Required task:
Report the number of lines containing "strategy", with no other words.

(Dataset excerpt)
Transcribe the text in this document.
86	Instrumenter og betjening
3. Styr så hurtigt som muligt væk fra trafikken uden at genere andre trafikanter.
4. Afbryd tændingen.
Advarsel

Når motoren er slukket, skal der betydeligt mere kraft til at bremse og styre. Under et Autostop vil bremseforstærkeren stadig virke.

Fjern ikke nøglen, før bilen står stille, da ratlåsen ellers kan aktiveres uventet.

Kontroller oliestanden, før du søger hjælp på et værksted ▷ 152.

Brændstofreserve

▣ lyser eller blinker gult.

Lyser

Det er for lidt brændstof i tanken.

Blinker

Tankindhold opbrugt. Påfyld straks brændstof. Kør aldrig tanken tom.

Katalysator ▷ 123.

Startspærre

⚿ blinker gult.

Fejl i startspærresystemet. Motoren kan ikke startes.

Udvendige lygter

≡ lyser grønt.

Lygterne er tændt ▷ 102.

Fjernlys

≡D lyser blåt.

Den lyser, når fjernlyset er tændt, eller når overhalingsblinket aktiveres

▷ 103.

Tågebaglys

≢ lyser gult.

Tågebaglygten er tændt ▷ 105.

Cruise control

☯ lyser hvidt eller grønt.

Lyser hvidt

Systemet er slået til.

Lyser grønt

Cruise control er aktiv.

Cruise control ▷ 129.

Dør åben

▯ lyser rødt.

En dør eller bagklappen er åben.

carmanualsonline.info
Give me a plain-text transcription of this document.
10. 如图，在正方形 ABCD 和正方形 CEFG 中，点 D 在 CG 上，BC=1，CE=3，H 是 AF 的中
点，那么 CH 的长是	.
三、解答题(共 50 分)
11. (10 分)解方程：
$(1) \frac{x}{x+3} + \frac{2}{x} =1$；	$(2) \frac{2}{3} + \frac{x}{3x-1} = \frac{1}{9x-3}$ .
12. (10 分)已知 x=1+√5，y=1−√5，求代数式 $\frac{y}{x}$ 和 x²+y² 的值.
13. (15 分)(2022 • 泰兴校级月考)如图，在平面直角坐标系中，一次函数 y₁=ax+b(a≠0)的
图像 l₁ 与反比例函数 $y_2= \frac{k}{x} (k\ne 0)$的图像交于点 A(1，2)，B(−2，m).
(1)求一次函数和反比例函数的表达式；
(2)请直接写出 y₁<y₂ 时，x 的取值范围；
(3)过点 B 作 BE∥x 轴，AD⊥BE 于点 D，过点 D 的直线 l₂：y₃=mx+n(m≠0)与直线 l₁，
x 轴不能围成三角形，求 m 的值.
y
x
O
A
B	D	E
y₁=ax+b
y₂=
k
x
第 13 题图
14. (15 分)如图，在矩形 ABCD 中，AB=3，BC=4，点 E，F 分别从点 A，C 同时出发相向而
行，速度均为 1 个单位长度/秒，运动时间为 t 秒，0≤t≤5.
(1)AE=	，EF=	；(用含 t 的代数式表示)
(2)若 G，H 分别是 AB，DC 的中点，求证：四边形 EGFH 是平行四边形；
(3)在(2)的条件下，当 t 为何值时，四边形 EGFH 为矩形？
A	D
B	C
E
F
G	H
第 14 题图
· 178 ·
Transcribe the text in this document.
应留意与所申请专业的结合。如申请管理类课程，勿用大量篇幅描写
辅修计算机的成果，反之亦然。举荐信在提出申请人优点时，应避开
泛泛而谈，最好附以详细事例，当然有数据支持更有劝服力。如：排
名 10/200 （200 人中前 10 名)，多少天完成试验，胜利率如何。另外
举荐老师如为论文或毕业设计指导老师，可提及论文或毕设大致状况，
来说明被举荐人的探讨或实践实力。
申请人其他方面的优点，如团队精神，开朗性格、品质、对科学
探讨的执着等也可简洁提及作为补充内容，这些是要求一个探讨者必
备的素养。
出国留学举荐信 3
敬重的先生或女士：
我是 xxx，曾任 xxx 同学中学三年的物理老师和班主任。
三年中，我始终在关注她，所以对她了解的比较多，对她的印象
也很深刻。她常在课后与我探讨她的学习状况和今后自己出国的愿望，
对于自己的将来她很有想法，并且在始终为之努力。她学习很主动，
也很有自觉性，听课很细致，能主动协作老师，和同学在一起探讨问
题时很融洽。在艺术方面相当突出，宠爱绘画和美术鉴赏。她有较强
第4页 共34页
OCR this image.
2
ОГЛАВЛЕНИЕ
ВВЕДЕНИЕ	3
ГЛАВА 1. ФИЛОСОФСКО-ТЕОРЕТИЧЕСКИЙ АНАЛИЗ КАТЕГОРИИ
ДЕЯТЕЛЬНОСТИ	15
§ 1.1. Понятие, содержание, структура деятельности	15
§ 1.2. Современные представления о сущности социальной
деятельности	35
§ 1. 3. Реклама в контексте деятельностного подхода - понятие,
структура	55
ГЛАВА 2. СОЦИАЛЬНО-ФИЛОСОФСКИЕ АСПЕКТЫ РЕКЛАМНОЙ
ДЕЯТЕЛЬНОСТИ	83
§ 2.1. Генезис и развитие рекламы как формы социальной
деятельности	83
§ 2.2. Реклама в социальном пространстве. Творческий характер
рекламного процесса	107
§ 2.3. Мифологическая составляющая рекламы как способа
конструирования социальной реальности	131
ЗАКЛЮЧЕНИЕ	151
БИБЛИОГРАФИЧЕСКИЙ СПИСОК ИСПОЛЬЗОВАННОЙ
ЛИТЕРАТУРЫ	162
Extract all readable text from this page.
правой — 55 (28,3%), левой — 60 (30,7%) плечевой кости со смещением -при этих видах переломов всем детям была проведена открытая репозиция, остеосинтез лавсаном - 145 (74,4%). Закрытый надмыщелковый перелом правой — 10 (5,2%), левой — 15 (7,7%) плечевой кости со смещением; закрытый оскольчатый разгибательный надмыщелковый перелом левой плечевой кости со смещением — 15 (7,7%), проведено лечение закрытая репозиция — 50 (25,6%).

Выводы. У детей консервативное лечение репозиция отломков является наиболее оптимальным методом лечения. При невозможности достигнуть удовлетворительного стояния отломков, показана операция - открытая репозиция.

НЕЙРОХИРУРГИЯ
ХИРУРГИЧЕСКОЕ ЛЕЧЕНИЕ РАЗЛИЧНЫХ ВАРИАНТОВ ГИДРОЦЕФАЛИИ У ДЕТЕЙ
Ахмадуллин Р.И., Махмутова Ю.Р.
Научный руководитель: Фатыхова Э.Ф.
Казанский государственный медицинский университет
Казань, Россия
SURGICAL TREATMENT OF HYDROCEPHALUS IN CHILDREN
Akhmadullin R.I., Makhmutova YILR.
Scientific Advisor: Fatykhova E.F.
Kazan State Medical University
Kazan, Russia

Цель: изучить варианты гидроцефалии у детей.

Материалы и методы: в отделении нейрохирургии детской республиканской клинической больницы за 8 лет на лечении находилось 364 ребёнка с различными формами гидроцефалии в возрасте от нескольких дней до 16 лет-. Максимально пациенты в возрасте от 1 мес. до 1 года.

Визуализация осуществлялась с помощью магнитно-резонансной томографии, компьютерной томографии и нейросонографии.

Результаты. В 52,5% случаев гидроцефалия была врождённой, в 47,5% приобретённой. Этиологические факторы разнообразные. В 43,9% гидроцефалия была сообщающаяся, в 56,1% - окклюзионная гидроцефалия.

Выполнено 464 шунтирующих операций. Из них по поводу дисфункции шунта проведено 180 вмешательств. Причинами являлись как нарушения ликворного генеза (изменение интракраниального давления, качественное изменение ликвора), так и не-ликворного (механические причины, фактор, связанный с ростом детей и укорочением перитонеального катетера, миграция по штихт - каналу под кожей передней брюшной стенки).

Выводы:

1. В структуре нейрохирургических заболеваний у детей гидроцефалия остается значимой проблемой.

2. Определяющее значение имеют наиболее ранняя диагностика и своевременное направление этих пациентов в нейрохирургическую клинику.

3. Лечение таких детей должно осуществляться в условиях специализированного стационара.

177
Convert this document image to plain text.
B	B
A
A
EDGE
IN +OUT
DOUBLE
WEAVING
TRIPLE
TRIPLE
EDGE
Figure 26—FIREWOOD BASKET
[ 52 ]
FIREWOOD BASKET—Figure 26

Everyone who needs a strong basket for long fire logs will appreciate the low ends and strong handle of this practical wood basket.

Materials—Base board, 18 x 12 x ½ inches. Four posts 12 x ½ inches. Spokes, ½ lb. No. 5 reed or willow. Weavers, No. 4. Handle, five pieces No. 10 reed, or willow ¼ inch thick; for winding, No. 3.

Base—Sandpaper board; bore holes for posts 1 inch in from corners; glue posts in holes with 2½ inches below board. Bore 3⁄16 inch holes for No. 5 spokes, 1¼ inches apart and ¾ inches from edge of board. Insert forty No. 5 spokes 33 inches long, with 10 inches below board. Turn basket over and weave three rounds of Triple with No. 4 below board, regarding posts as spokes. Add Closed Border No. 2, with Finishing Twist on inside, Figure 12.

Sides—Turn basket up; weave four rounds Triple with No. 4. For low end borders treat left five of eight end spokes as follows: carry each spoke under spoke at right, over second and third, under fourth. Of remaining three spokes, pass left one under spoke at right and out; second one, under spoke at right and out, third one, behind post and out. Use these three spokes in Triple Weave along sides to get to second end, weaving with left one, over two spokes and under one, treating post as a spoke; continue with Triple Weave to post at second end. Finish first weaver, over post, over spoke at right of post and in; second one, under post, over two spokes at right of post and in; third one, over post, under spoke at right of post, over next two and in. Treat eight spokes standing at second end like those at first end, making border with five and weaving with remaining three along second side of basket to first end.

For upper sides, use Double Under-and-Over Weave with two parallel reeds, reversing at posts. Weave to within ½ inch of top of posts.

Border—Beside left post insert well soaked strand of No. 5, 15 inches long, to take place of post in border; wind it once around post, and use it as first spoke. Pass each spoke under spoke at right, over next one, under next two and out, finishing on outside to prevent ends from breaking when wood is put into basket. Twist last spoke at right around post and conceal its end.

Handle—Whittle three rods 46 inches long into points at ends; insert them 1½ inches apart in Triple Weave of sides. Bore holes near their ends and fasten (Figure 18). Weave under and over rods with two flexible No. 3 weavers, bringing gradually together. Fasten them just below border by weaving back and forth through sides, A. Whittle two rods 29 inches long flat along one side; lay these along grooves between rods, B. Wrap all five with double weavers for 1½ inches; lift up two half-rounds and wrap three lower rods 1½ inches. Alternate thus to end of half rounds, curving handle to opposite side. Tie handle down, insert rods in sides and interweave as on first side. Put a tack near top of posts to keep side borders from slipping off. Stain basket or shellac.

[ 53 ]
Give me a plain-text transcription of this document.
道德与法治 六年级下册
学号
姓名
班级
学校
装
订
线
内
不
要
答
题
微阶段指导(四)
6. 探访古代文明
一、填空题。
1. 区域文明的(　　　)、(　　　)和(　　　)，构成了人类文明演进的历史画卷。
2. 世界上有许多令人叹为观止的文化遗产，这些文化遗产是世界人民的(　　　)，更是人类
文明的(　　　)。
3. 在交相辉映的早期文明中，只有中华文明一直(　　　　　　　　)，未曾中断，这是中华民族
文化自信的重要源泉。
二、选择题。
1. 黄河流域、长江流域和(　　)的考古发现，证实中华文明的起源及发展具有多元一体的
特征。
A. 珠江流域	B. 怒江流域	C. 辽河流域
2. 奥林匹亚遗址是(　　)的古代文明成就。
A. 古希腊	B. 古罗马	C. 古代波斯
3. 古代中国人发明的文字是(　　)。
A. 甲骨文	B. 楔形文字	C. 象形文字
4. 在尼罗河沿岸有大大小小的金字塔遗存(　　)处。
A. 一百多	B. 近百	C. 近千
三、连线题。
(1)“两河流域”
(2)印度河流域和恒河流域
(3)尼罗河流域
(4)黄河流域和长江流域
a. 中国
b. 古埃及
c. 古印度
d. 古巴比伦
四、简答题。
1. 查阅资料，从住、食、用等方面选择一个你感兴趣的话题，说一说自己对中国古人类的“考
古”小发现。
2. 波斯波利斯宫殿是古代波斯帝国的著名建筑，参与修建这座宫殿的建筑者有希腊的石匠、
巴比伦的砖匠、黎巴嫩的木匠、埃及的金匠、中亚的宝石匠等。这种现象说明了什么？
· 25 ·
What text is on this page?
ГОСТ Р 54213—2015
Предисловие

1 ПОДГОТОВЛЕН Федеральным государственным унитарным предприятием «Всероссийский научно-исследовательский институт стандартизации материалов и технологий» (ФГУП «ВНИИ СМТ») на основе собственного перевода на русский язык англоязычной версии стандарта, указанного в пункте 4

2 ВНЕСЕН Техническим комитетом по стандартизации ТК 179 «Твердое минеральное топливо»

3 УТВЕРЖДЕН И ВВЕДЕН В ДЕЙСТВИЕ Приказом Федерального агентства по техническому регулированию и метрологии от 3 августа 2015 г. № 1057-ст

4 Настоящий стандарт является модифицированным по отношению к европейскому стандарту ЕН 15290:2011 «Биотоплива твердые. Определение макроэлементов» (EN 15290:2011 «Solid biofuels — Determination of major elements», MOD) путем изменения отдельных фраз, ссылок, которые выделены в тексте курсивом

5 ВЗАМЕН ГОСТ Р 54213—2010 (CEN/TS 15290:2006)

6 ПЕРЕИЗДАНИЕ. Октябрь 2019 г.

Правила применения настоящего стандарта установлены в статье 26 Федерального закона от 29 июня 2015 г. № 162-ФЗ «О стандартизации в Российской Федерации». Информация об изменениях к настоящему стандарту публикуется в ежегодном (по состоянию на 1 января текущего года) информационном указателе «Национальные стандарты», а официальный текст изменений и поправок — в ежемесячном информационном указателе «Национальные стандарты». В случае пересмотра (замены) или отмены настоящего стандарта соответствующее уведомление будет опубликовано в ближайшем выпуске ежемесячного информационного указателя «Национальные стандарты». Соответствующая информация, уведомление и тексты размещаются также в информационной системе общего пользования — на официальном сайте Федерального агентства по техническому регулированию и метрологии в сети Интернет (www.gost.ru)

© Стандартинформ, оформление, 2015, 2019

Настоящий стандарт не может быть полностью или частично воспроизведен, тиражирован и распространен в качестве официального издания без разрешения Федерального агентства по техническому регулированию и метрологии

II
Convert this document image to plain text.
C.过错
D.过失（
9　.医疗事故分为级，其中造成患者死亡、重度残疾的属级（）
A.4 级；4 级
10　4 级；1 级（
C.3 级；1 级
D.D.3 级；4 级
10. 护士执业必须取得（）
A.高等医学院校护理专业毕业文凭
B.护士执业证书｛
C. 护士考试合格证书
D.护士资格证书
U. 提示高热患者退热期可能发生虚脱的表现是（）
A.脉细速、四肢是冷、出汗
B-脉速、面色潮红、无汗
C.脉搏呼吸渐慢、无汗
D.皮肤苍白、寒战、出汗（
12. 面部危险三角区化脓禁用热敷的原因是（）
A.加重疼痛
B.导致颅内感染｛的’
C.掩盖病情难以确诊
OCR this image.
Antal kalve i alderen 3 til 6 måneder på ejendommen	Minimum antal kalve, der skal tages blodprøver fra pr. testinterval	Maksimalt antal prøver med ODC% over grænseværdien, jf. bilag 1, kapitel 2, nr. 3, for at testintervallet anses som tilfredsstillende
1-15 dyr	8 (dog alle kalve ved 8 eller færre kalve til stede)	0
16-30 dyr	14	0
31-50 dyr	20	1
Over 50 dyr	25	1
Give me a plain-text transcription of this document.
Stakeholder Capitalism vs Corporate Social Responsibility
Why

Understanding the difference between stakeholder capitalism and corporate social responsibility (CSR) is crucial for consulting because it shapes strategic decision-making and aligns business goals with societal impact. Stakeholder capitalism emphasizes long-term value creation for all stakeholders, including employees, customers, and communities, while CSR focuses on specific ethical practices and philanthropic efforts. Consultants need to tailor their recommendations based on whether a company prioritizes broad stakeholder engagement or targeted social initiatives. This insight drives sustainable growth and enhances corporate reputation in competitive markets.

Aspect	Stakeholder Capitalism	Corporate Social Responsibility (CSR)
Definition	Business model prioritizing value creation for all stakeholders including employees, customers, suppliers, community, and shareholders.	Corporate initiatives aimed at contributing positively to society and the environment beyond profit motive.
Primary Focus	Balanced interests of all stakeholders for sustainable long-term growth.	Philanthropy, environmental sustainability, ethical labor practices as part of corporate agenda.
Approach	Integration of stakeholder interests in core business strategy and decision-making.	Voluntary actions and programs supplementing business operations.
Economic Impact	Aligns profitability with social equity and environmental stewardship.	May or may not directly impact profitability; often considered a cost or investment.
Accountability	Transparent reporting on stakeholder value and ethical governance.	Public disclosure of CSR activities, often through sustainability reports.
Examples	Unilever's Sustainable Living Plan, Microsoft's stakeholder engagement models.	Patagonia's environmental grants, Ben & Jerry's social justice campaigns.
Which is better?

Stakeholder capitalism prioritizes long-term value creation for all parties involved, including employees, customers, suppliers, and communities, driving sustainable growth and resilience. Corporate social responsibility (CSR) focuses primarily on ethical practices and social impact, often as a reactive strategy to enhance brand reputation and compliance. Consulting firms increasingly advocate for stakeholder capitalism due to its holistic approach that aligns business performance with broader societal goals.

Written response:
2